Each line of the material below should be reproduced exactly.

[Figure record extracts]
________

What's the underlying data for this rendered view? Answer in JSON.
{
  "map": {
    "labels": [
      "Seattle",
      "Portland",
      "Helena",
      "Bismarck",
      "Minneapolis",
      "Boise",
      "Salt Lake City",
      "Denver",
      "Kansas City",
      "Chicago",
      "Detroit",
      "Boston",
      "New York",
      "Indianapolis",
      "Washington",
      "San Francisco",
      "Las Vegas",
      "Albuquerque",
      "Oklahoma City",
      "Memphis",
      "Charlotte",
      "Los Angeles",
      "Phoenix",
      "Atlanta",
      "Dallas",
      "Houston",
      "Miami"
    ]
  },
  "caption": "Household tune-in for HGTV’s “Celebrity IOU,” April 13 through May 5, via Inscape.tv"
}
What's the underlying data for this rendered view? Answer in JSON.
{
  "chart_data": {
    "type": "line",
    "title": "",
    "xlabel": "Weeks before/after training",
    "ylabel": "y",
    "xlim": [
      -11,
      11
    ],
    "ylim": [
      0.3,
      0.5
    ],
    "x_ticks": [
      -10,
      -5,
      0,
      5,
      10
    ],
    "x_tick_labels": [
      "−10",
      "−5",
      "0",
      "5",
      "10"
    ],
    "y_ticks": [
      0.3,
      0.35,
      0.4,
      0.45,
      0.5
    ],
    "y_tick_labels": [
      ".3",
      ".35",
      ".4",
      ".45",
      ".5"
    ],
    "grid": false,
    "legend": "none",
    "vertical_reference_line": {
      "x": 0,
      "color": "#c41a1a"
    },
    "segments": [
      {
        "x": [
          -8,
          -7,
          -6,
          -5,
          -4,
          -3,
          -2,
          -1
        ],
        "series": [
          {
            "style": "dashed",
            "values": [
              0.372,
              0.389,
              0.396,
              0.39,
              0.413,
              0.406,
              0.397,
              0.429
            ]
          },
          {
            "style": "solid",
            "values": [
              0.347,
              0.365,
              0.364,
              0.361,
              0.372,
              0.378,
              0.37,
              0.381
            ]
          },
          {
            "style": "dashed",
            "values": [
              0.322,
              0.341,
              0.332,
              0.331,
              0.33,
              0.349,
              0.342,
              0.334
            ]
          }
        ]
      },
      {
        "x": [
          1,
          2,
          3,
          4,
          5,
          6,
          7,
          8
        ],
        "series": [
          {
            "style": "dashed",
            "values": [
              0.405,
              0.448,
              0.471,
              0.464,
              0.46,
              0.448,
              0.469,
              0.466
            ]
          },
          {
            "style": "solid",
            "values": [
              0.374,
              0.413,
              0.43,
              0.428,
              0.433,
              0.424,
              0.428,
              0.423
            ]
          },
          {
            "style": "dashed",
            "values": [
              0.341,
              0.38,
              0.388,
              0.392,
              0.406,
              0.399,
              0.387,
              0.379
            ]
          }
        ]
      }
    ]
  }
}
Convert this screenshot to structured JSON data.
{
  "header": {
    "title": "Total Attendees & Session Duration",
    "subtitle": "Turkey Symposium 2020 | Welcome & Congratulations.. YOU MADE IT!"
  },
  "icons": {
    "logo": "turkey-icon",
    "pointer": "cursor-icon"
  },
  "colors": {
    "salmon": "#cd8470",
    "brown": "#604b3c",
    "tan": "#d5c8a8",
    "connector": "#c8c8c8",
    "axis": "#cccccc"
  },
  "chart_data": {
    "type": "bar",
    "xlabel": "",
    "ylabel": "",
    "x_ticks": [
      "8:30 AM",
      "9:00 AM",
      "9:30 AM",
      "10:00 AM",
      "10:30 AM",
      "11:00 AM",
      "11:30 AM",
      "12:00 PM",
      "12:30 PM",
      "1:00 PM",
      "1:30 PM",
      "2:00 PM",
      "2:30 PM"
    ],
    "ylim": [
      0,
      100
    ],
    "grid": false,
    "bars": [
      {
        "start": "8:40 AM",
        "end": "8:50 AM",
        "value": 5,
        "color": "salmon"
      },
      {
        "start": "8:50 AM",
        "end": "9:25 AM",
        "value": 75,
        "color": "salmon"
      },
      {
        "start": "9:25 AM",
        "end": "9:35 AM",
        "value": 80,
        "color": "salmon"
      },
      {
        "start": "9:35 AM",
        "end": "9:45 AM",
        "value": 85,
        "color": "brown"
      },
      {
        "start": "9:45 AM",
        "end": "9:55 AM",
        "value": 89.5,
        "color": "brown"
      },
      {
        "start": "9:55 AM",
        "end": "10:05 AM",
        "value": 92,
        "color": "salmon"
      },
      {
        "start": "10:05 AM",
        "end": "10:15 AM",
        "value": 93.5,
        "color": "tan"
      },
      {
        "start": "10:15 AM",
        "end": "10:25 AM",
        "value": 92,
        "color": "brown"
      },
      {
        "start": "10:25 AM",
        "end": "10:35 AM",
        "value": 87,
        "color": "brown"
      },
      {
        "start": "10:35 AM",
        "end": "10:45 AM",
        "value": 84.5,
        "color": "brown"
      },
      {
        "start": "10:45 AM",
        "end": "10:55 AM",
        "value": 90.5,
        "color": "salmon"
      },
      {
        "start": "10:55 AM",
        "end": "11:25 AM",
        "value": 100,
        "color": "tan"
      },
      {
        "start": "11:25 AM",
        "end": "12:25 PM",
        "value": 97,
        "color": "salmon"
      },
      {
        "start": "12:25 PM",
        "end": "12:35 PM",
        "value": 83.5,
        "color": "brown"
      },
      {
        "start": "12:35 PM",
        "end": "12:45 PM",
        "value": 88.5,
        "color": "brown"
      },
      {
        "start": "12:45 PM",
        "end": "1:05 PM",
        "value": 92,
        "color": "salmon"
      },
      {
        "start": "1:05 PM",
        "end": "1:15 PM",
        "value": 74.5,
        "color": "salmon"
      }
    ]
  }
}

________

Correct answer
What's the underlying data for this rendered view? Answer in JSON.
{
  "map": {
    "labels": [
      "Seattle",
      "Portland",
      "Helena",
      "Bismarck",
      "Minneapolis",
      "Boise",
      "Salt Lake City",
      "Denver",
      "Kansas City",
      "Chicago",
      "Detroit",
      "Boston",
      "New York",
      "Indianapolis",
      "Washington",
      "San Francisco",
      "Las Vegas",
      "Albuquerque",
      "Oklahoma City",
      "Memphis",
      "Charlotte",
      "Los Angeles",
      "Phoenix",
      "Atlanta",
      "Dallas",
      "Houston",
      "Miami"
    ]
  },
  "caption": "Household tune-in for HGTV’s “Celebrity IOU,” April 13 through May 5, via Inscape.tv"
}
What's the underlying data for this rendered view? Answer in JSON.
{
  "chart_data": {
    "type": "line",
    "title": "",
    "xlabel": "Weeks before/after training",
    "ylabel": "y",
    "xlim": [
      -11,
      11
    ],
    "ylim": [
      0.3,
      0.5
    ],
    "x_ticks": [
      -10,
      -5,
      0,
      5,
      10
    ],
    "x_tick_labels": [
      "−10",
      "−5",
      "0",
      "5",
      "10"
    ],
    "y_ticks": [
      0.3,
      0.35,
      0.4,
      0.45,
      0.5
    ],
    "y_tick_labels": [
      ".3",
      ".35",
      ".4",
      ".45",
      ".5"
    ],
    "grid": false,
    "legend": "none",
    "vertical_reference_line": {
      "x": 0,
      "color": "#c41a1a"
    },
    "segments": [
      {
        "x": [
          -8,
          -7,
          -6,
          -5,
          -4,
          -3,
          -2,
          -1
        ],
        "series": [
          {
            "style": "dashed",
            "values": [
              0.372,
              0.389,
              0.396,
              0.39,
              0.413,
              0.406,
              0.397,
              0.429
            ]
          },
          {
            "style": "solid",
            "values": [
              0.347,
              0.365,
              0.364,
              0.361,
              0.372,
              0.378,
              0.37,
              0.381
            ]
          },
          {
            "style": "dashed",
            "values": [
              0.322,
              0.341,
              0.332,
              0.331,
              0.33,
              0.349,
              0.342,
              0.334
            ]
          }
        ]
      },
      {
        "x": [
          1,
          2,
          3,
          4,
          5,
          6,
          7,
          8
        ],
        "series": [
          {
            "style": "dashed",
            "values": [
              0.405,
              0.448,
              0.471,
              0.464,
              0.46,
              0.448,
              0.469,
              0.466
            ]
          },
          {
            "style": "solid",
            "values": [
              0.374,
              0.413,
              0.43,
              0.428,
              0.433,
              0.424,
              0.428,
              0.423
            ]
          },
          {
            "style": "dashed",
            "values": [
              0.341,
              0.38,
              0.388,
              0.392,
              0.406,
              0.399,
              0.387,
              0.379
            ]
          }
        ]
      }
    ]
  }
}
Convert this screenshot to structured JSON data.
{
  "header": {
    "title": "Total Attendees & Session Duration",
    "subtitle": "Turkey Symposium 2020 | Welcome & Congratulations.. YOU MADE IT!"
  },
  "icons": {
    "logo": "turkey-icon",
    "pointer": "cursor-icon"
  },
  "colors": {
    "salmon": "#cd8470",
    "brown": "#604b3c",
    "tan": "#d5c8a8",
    "connector": "#c8c8c8",
    "axis": "#cccccc"
  },
  "chart_data": {
    "type": "bar",
    "xlabel": "",
    "ylabel": "",
    "x_ticks": [
      "8:30 AM",
      "9:00 AM",
      "9:30 AM",
      "10:00 AM",
      "10:30 AM",
      "11:00 AM",
      "11:30 AM",
      "12:00 PM",
      "12:30 PM",
      "1:00 PM",
      "1:30 PM",
      "2:00 PM",
      "2:30 PM"
    ],
    "ylim": [
      0,
      100
    ],
    "grid": false,
    "bars": [
      {
        "start": "8:40 AM",
        "end": "8:50 AM",
        "value": 5,
        "color": "salmon"
      },
      {
        "start": "8:50 AM",
        "end": "9:25 AM",
        "value": 75,
        "color": "salmon"
      },
      {
        "start": "9:25 AM",
        "end": "9:35 AM",
        "value": 80,
        "color": "salmon"
      },
      {
        "start": "9:35 AM",
        "end": "9:45 AM",
        "value": 85,
        "color": "brown"
      },
      {
        "start": "9:45 AM",
        "end": "9:55 AM",
        "value": 89.5,
        "color": "brown"
      },
      {
        "start": "9:55 AM",
        "end": "10:05 AM",
        "value": 92,
        "color": "salmon"
      },
      {
        "start": "10:05 AM",
        "end": "10:15 AM",
        "value": 93.5,
        "color": "tan"
      },
      {
        "start": "10:15 AM",
        "end": "10:25 AM",
        "value": 92,
        "color": "brown"
      },
      {
        "start": "10:25 AM",
        "end": "10:35 AM",
        "value": 87,
        "color": "brown"
      },
      {
        "start": "10:35 AM",
        "end": "10:45 AM",
        "value": 84.5,
        "color": "brown"
      },
      {
        "start": "10:45 AM",
        "end": "10:55 AM",
        "value": 90.5,
        "color": "salmon"
      },
      {
        "start": "10:55 AM",
        "end": "11:25 AM",
        "value": 100,
        "color": "tan"
      },
      {
        "start": "11:25 AM",
        "end": "12:25 PM",
        "value": 97,
        "color": "salmon"
      },
      {
        "start": "12:25 PM",
        "end": "12:35 PM",
        "value": 83.5,
        "color": "brown"
      },
      {
        "start": "12:35 PM",
        "end": "12:45 PM",
        "value": 88.5,
        "color": "brown"
      },
      {
        "start": "12:45 PM",
        "end": "1:05 PM",
        "value": 92,
        "color": "salmon"
      },
      {
        "start": "1:05 PM",
        "end": "1:15 PM",
        "value": 74.5,
        "color": "salmon"
      }
    ]
  }
}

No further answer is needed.